Instructions for the task:
From the listing below, extract each line containing the string "next".

Data in this exercise:
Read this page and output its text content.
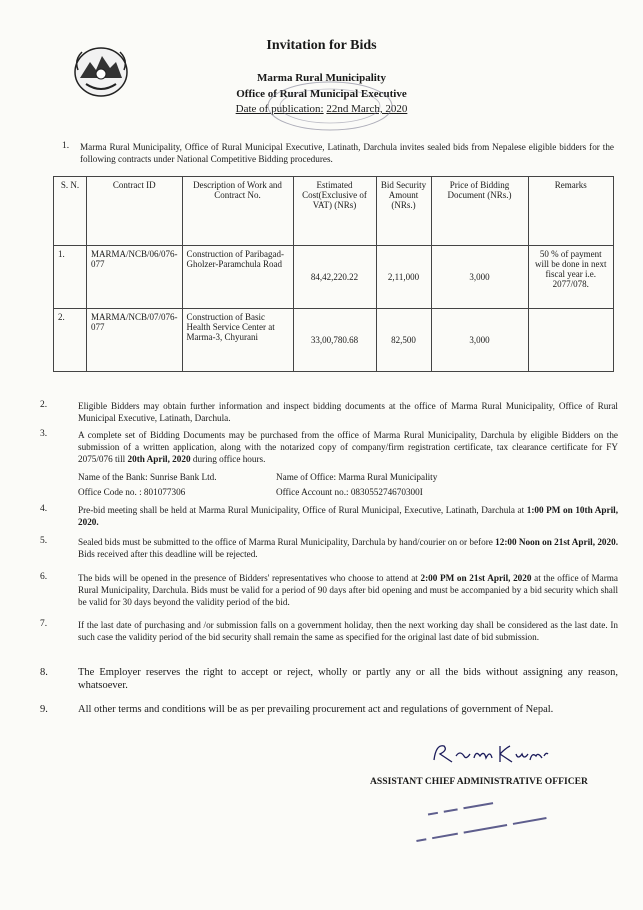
Invitation for Bids
Marma Rural Municipality
Office of Rural Municipal Executive
Date of publication: 22nd March, 2020
1. Marma Rural Municipality, Office of Rural Municipal Executive, Latinath, Darchula invites sealed bids from Nepalese eligible bidders for the following contracts under National Competitive Bidding procedures.
S. N.	Contract ID	Description of Work and Contract No.	Estimated Cost(Exclusive of VAT) (NRs)	Bid Security Amount (NRs.)	Price of Bidding Document (NRs.)	Remarks
1.	MARMA/NCB/06/076-077	Construction of Paribagad-Gholzer-Paramchula Road	84,42,220.22	2,11,000	3,000	50 % of payment will be done in next fiscal year i.e. 2077/078.
2.	MARMA/NCB/07/076-077	Construction of Basic Health Service Center at Marma-3, Chyurani	33,00,780.68	82,500	3,000	
2.	Eligible Bidders may obtain further information and inspect bidding documents at the office of Marma Rural Municipality, Office of Rural Municipal Executive, Latinath, Darchula.
3.	A complete set of Bidding Documents may be purchased from the office of Marma Rural Municipality, Darchula by eligible Bidders on the submission of a written application, along with the notarized copy of company/firm registration certificate, tax clearance certificate for FY 2075/076 till 20th April, 2020 during office hours.
Name of the Bank: Sunrise Bank Ltd.	Name of Office: Marma Rural Municipality
Office Code no. : 801077306	Office Account no.: 083055274670300I
4.	Pre-bid meeting shall be held at Marma Rural Municipality, Office of Rural Municipal, Executive, Latinath, Darchula at 1:00 PM on 10th April, 2020.
5.	Sealed bids must be submitted to the office of Marma Rural Municipality, Darchula by hand/courier on or before 12:00 Noon on 21st April, 2020. Bids received after this deadline will be rejected.
6.	The bids will be opened in the presence of Bidders' representatives who choose to attend at 2:00 PM on 21st April, 2020 at the office of Marma Rural Municipality, Darchula. Bids must be valid for a period of 90 days after bid opening and must be accompanied by a bid security which shall be valid for 30 days beyond the validity period of the bid.
7.	If the last date of purchasing and /or submission falls on a government holiday, then the next working day shall be considered as the last date. In such case the validity period of the bid security shall remain the same as specified for the original last date of bid submission.
8.	The Employer reserves the right to accept or reject, wholly or partly any or all the bids without assigning any reason, whatsoever.
9.	All other terms and conditions will be as per prevailing procurement act and regulations of government of Nepal.
ASSISTANT CHIEF ADMINISTRATIVE OFFICER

Problem solution:
1.	MARMA/NCB/06/076-077	Construction of Paribagad-Gholzer-Paramchula Road	84,42,220.22	2,11,000	3,000	50 % of payment will be done in next fiscal year i.e. 2077/078.
7.	If the last date of purchasing and /or submission falls on a government holiday, then the next working day shall be considered as the last date. In such case the validity period of the bid security shall remain the same as specified for the original last date of bid submission.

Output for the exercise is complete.